Supplied records:
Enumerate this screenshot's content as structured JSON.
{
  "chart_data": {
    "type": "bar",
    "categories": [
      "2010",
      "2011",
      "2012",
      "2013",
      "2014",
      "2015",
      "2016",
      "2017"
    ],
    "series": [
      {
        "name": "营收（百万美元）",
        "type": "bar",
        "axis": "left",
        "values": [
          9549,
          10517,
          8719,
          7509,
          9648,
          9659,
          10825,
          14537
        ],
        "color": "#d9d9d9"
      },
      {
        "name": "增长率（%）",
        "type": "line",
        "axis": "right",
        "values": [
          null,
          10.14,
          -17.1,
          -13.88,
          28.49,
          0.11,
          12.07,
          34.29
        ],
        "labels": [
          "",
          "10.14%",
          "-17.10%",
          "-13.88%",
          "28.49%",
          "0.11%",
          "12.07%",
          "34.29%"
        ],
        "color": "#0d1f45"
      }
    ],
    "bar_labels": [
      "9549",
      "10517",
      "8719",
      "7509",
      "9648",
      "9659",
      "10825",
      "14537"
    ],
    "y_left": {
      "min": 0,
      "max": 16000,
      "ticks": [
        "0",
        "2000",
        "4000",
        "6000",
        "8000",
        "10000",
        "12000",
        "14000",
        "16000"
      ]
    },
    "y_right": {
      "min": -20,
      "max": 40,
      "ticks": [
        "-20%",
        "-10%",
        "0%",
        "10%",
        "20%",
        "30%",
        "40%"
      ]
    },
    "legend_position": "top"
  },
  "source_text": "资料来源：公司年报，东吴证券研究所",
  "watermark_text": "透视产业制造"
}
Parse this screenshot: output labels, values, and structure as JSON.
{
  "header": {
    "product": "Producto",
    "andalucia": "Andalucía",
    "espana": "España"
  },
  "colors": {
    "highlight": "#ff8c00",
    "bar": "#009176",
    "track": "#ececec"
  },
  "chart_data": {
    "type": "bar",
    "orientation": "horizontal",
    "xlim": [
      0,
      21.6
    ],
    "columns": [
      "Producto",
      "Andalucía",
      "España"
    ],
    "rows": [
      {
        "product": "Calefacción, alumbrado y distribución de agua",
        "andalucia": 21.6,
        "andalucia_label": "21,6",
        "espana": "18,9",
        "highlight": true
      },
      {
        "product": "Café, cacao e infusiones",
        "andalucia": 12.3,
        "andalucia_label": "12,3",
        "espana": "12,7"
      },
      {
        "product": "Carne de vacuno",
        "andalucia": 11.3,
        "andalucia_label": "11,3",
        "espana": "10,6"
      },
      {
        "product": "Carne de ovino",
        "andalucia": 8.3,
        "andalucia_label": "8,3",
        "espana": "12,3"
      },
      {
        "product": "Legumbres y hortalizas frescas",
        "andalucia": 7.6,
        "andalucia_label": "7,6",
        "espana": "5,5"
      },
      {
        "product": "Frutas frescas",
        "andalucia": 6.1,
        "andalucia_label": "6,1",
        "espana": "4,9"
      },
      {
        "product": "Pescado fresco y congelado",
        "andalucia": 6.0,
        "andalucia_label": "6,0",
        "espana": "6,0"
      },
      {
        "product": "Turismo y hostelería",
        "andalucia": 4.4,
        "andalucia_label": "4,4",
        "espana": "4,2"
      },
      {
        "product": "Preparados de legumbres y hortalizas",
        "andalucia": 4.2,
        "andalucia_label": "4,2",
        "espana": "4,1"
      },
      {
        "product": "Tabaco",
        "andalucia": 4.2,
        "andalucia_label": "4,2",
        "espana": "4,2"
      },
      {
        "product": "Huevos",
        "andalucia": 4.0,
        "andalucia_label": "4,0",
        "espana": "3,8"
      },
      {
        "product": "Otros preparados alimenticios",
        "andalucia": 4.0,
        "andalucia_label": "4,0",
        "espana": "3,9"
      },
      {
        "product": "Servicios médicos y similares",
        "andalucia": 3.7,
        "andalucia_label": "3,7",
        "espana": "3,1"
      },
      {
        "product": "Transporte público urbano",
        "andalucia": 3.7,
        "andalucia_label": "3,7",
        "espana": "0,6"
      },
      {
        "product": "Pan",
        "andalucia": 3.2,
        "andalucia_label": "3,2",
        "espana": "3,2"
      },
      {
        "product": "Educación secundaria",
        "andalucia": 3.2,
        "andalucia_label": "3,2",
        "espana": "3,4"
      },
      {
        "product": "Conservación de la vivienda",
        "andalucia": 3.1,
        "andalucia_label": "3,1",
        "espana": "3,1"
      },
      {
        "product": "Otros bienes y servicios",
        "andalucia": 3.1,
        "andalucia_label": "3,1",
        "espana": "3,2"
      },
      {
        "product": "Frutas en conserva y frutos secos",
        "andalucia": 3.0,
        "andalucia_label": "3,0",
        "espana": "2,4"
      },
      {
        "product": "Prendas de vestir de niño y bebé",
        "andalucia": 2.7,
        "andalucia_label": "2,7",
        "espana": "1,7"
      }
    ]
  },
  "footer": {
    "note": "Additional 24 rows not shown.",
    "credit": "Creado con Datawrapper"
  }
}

Written task: Go through the listing and copy all of it exactly.

Answer to this problem:
Enumerate this screenshot's content as structured JSON.
{
  "chart_data": {
    "type": "bar",
    "categories": [
      "2010",
      "2011",
      "2012",
      "2013",
      "2014",
      "2015",
      "2016",
      "2017"
    ],
    "series": [
      {
        "name": "营收（百万美元）",
        "type": "bar",
        "axis": "left",
        "values": [
          9549,
          10517,
          8719,
          7509,
          9648,
          9659,
          10825,
          14537
        ],
        "color": "#d9d9d9"
      },
      {
        "name": "增长率（%）",
        "type": "line",
        "axis": "right",
        "values": [
          null,
          10.14,
          -17.1,
          -13.88,
          28.49,
          0.11,
          12.07,
          34.29
        ],
        "labels": [
          "",
          "10.14%",
          "-17.10%",
          "-13.88%",
          "28.49%",
          "0.11%",
          "12.07%",
          "34.29%"
        ],
        "color": "#0d1f45"
      }
    ],
    "bar_labels": [
      "9549",
      "10517",
      "8719",
      "7509",
      "9648",
      "9659",
      "10825",
      "14537"
    ],
    "y_left": {
      "min": 0,
      "max": 16000,
      "ticks": [
        "0",
        "2000",
        "4000",
        "6000",
        "8000",
        "10000",
        "12000",
        "14000",
        "16000"
      ]
    },
    "y_right": {
      "min": -20,
      "max": 40,
      "ticks": [
        "-20%",
        "-10%",
        "0%",
        "10%",
        "20%",
        "30%",
        "40%"
      ]
    },
    "legend_position": "top"
  },
  "source_text": "资料来源：公司年报，东吴证券研究所",
  "watermark_text": "透视产业制造"
}
Parse this screenshot: output labels, values, and structure as JSON.
{
  "header": {
    "product": "Producto",
    "andalucia": "Andalucía",
    "espana": "España"
  },
  "colors": {
    "highlight": "#ff8c00",
    "bar": "#009176",
    "track": "#ececec"
  },
  "chart_data": {
    "type": "bar",
    "orientation": "horizontal",
    "xlim": [
      0,
      21.6
    ],
    "columns": [
      "Producto",
      "Andalucía",
      "España"
    ],
    "rows": [
      {
        "product": "Calefacción, alumbrado y distribución de agua",
        "andalucia": 21.6,
        "andalucia_label": "21,6",
        "espana": "18,9",
        "highlight": true
      },
      {
        "product": "Café, cacao e infusiones",
        "andalucia": 12.3,
        "andalucia_label": "12,3",
        "espana": "12,7"
      },
      {
        "product": "Carne de vacuno",
        "andalucia": 11.3,
        "andalucia_label": "11,3",
        "espana": "10,6"
      },
      {
        "product": "Carne de ovino",
        "andalucia": 8.3,
        "andalucia_label": "8,3",
        "espana": "12,3"
      },
      {
        "product": "Legumbres y hortalizas frescas",
        "andalucia": 7.6,
        "andalucia_label": "7,6",
        "espana": "5,5"
      },
      {
        "product": "Frutas frescas",
        "andalucia": 6.1,
        "andalucia_label": "6,1",
        "espana": "4,9"
      },
      {
        "product": "Pescado fresco y congelado",
        "andalucia": 6.0,
        "andalucia_label": "6,0",
        "espana": "6,0"
      },
      {
        "product": "Turismo y hostelería",
        "andalucia": 4.4,
        "andalucia_label": "4,4",
        "espana": "4,2"
      },
      {
        "product": "Preparados de legumbres y hortalizas",
        "andalucia": 4.2,
        "andalucia_label": "4,2",
        "espana": "4,1"
      },
      {
        "product": "Tabaco",
        "andalucia": 4.2,
        "andalucia_label": "4,2",
        "espana": "4,2"
      },
      {
        "product": "Huevos",
        "andalucia": 4.0,
        "andalucia_label": "4,0",
        "espana": "3,8"
      },
      {
        "product": "Otros preparados alimenticios",
        "andalucia": 4.0,
        "andalucia_label": "4,0",
        "espana": "3,9"
      },
      {
        "product": "Servicios médicos y similares",
        "andalucia": 3.7,
        "andalucia_label": "3,7",
        "espana": "3,1"
      },
      {
        "product": "Transporte público urbano",
        "andalucia": 3.7,
        "andalucia_label": "3,7",
        "espana": "0,6"
      },
      {
        "product": "Pan",
        "andalucia": 3.2,
        "andalucia_label": "3,2",
        "espana": "3,2"
      },
      {
        "product": "Educación secundaria",
        "andalucia": 3.2,
        "andalucia_label": "3,2",
        "espana": "3,4"
      },
      {
        "product": "Conservación de la vivienda",
        "andalucia": 3.1,
        "andalucia_label": "3,1",
        "espana": "3,1"
      },
      {
        "product": "Otros bienes y servicios",
        "andalucia": 3.1,
        "andalucia_label": "3,1",
        "espana": "3,2"
      },
      {
        "product": "Frutas en conserva y frutos secos",
        "andalucia": 3.0,
        "andalucia_label": "3,0",
        "espana": "2,4"
      },
      {
        "product": "Prendas de vestir de niño y bebé",
        "andalucia": 2.7,
        "andalucia_label": "2,7",
        "espana": "1,7"
      }
    ]
  },
  "footer": {
    "note": "Additional 24 rows not shown.",
    "credit": "Creado con Datawrapper"
  }
}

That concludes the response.